■ **WORK INSTRUCTIONS**:
Pick out all lines of the entries that include the word "Dulcamara" and copy them.

■ **RECORD LIST**:
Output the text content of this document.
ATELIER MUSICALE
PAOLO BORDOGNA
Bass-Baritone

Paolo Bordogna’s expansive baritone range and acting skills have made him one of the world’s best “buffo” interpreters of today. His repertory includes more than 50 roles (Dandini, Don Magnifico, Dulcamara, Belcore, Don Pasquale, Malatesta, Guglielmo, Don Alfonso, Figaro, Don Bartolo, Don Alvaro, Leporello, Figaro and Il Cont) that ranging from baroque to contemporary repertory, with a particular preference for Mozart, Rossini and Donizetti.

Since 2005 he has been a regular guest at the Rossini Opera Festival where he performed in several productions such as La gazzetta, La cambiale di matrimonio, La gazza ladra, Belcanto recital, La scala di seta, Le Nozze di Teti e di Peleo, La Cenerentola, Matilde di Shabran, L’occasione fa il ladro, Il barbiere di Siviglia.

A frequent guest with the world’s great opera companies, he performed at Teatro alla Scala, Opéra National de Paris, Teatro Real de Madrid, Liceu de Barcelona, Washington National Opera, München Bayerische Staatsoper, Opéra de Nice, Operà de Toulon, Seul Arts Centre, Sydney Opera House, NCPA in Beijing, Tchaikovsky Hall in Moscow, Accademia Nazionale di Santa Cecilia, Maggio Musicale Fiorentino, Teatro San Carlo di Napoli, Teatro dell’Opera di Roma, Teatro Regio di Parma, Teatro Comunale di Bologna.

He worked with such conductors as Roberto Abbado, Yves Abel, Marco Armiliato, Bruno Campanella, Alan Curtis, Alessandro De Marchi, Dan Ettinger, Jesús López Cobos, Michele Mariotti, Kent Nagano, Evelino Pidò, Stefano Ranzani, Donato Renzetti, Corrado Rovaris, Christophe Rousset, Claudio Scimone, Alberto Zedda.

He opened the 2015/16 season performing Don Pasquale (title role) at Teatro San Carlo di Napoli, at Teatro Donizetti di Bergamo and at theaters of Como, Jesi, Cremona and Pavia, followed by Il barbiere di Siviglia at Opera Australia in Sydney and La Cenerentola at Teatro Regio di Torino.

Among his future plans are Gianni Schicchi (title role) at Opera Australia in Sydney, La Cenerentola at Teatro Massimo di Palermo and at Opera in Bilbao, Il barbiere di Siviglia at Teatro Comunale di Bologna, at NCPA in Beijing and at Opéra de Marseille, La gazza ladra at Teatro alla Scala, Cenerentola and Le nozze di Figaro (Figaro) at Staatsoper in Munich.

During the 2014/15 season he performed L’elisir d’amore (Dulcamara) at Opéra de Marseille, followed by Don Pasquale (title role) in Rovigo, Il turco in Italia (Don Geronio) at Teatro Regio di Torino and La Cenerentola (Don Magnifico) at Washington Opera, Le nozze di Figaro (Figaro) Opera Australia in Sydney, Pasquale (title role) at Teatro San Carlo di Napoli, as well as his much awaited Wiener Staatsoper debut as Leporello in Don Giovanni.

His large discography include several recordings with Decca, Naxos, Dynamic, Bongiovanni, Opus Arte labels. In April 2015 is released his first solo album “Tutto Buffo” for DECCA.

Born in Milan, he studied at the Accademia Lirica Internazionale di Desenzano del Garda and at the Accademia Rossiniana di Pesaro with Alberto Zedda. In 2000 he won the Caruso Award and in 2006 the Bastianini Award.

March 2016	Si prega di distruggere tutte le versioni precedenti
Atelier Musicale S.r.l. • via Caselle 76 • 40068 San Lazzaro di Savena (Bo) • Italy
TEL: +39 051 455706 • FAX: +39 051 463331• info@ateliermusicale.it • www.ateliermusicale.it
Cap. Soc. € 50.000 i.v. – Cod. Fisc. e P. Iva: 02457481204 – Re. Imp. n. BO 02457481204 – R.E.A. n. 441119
---
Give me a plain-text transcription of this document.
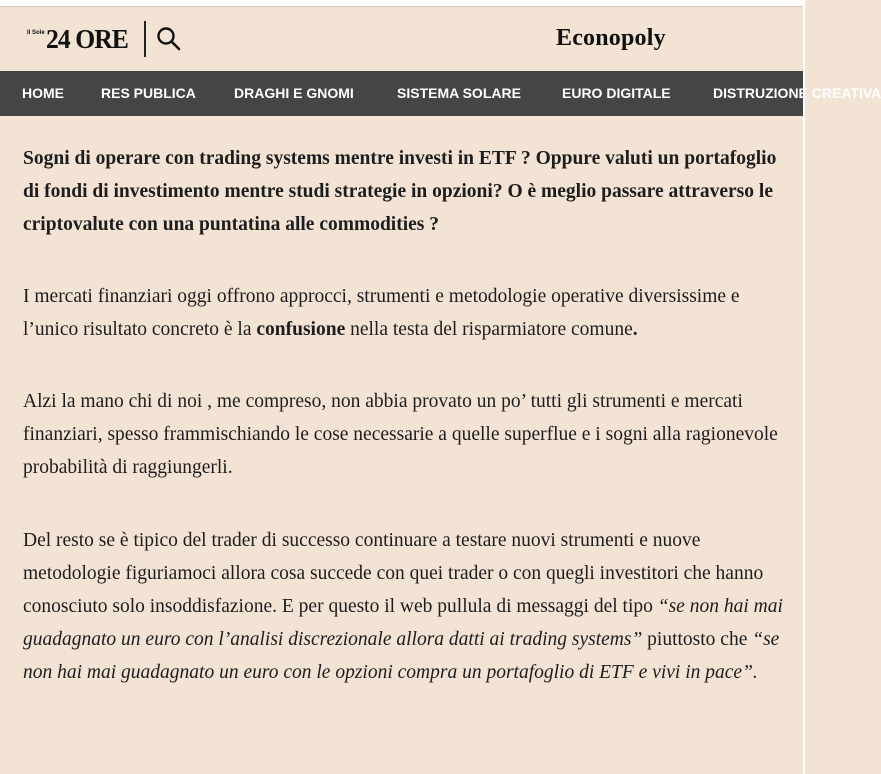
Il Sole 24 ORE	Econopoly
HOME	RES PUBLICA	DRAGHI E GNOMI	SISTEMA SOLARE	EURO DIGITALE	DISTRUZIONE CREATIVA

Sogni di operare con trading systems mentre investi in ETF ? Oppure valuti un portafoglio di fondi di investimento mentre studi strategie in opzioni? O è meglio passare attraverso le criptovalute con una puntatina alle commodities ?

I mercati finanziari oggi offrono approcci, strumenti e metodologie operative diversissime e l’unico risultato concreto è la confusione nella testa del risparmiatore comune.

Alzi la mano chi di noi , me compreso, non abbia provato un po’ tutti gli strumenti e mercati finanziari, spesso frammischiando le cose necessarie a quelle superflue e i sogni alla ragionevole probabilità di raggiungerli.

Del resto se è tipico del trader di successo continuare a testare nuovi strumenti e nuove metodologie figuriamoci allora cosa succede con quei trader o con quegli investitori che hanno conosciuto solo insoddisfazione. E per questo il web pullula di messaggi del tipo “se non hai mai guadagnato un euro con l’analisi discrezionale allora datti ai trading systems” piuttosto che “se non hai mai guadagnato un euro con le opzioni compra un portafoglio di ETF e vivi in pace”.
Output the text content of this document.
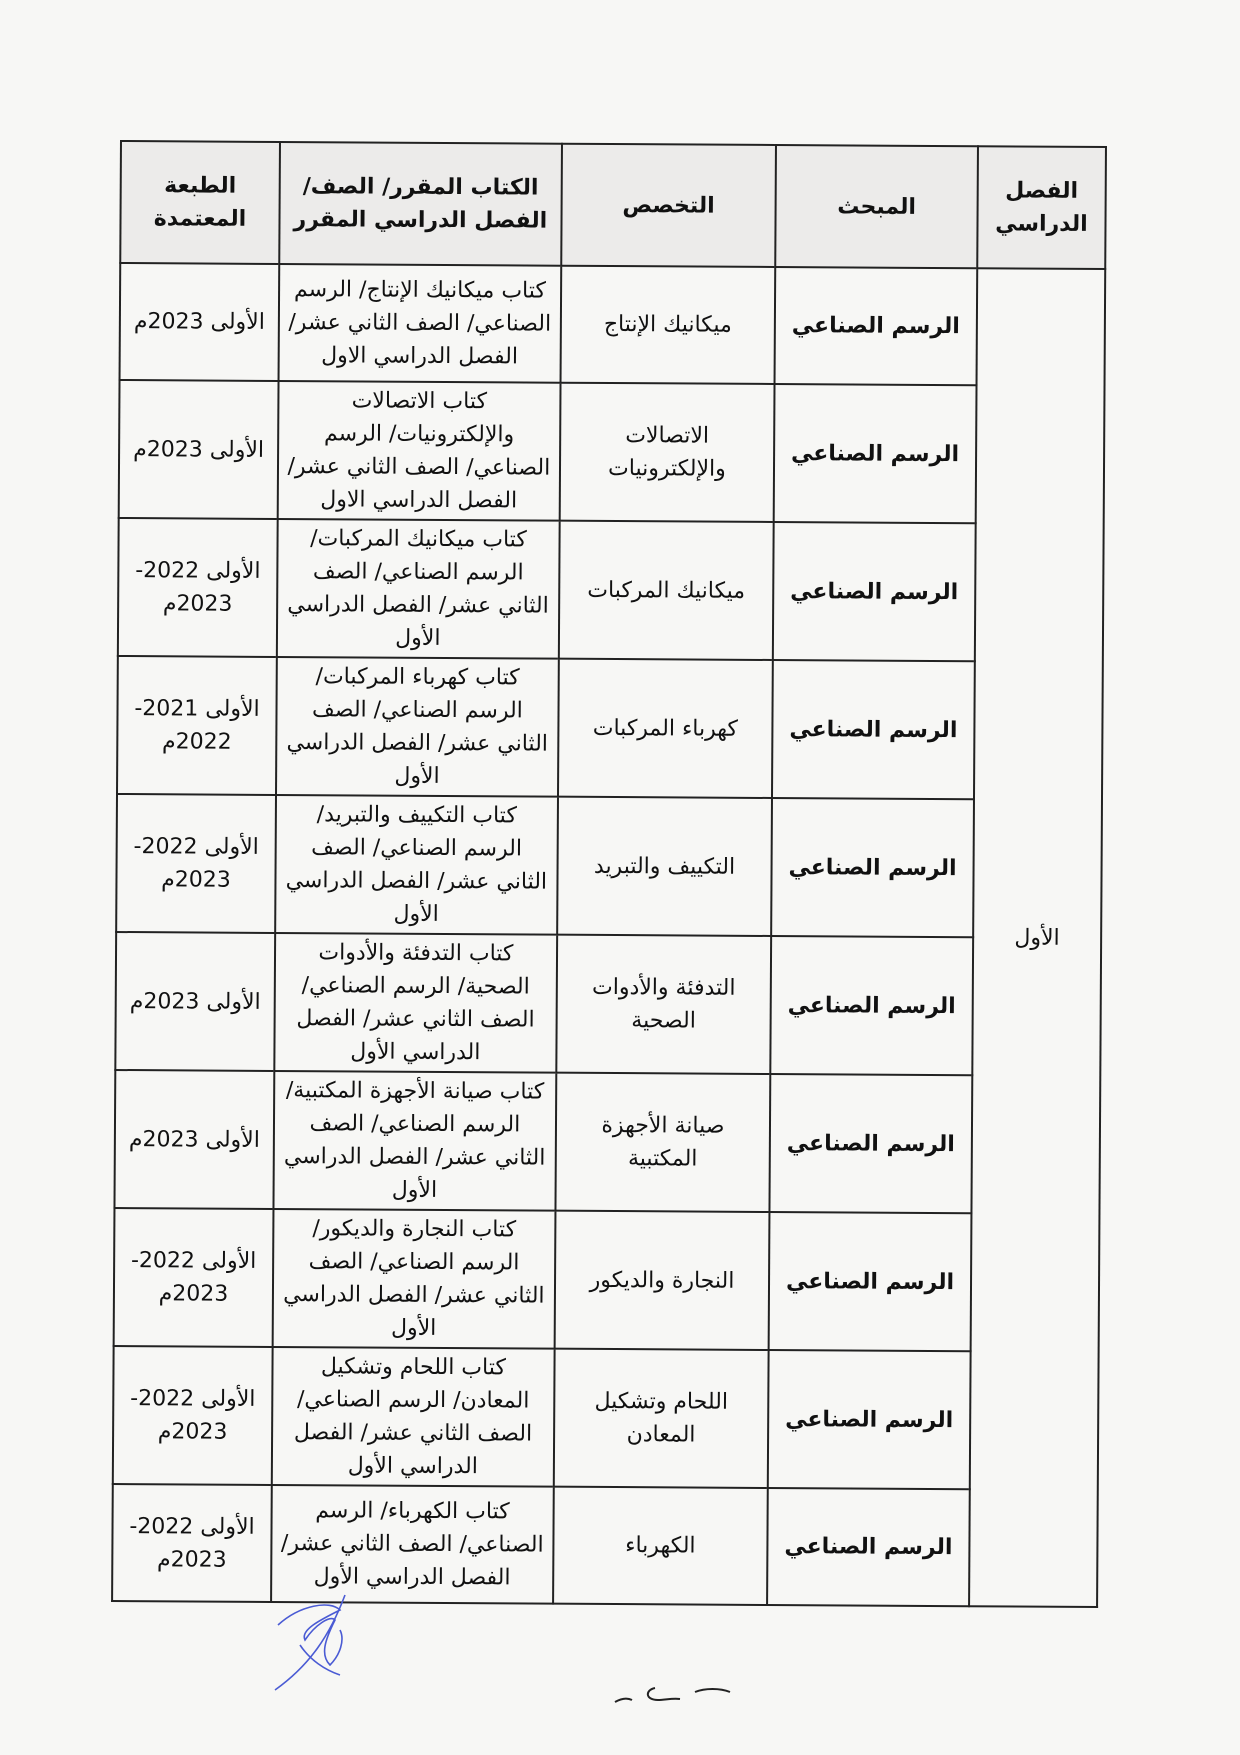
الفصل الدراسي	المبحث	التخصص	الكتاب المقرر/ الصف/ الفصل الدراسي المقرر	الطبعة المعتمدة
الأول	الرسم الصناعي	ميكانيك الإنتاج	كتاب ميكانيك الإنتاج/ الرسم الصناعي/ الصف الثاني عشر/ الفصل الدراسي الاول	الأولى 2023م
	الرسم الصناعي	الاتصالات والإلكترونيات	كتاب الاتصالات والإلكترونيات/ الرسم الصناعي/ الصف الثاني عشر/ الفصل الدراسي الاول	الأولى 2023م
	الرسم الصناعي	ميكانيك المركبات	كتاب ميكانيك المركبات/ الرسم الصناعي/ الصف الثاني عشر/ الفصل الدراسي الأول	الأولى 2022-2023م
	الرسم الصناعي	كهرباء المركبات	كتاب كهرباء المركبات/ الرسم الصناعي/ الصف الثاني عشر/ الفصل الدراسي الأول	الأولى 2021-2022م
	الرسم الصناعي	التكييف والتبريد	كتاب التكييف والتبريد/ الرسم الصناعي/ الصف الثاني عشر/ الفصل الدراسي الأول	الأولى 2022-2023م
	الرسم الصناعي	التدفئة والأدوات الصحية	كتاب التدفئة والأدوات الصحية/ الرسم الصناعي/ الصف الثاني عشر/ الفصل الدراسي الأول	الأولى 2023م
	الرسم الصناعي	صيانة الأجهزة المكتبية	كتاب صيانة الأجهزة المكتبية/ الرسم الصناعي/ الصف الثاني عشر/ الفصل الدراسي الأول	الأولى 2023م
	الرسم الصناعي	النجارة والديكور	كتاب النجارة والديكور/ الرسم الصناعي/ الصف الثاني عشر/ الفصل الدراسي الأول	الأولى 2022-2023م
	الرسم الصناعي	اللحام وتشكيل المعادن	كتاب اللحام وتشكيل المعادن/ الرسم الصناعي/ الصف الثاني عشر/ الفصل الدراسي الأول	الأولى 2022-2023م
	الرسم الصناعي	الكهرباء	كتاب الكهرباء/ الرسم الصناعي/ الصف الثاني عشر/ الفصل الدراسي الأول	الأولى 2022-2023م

■ **FULL SOLUTION**:
Paolo Bordogna’s expansive baritone range and acting skills have made him one of the world’s best “buffo” interpreters of today. His repertory includes more than 50 roles (Dandini, Don Magnifico, Dulcamara, Belcore, Don Pasquale, Malatesta, Guglielmo, Don Alfonso, Figaro, Don Bartolo, Don Alvaro, Leporello, Figaro and Il Cont) that ranging from baroque to contemporary repertory, with a particular preference for Mozart, Rossini and Donizetti.
During the 2014/15 season he performed L’elisir d’amore (Dulcamara) at Opéra de Marseille, followed by Don Pasquale (title role) in Rovigo, Il turco in Italia (Don Geronio) at Teatro Regio di Torino and La Cenerentola (Don Magnifico) at Washington Opera, Le nozze di Figaro (Figaro) Opera Australia in Sydney, Pasquale (title role) at Teatro San Carlo di Napoli, as well as his much awaited Wiener Staatsoper debut as Leporello in Don Giovanni.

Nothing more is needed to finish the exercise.